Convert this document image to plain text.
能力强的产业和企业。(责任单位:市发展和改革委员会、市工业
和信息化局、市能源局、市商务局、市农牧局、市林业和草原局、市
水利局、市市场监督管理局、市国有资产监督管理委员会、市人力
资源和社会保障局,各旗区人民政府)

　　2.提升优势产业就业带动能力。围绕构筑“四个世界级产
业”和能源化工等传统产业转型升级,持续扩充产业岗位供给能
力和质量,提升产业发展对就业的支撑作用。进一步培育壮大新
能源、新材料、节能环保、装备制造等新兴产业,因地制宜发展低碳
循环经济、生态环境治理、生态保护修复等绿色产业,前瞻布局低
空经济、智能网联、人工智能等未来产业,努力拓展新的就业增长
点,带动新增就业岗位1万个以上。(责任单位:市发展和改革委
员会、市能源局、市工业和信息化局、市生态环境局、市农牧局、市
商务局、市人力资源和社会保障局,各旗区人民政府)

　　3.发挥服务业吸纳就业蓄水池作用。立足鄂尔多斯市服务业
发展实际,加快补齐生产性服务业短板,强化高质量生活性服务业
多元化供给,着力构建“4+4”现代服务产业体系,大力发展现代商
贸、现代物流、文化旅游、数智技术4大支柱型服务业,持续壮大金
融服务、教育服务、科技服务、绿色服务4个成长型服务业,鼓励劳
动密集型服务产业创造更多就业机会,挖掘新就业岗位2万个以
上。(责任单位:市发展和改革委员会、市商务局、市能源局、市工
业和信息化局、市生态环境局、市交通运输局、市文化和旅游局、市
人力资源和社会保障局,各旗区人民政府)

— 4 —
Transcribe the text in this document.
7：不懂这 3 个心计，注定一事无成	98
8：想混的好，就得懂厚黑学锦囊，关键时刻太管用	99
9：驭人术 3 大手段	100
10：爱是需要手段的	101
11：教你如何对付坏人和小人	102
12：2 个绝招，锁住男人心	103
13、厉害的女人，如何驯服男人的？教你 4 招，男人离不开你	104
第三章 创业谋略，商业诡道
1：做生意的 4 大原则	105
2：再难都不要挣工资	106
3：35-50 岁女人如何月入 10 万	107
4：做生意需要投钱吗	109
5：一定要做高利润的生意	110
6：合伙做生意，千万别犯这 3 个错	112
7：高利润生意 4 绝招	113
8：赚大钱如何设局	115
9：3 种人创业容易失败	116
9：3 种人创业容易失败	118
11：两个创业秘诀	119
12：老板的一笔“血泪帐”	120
- - - - - - -
## [Aim of the exercise]
Go through the material above and copy each line that has the word "市生态环境局".

## [In response]
员会、市能源局、市工业和信息化局、市生态环境局、市农牧局、市
业和信息化局、市生态环境局、市交通运输局、市文化和旅游局、市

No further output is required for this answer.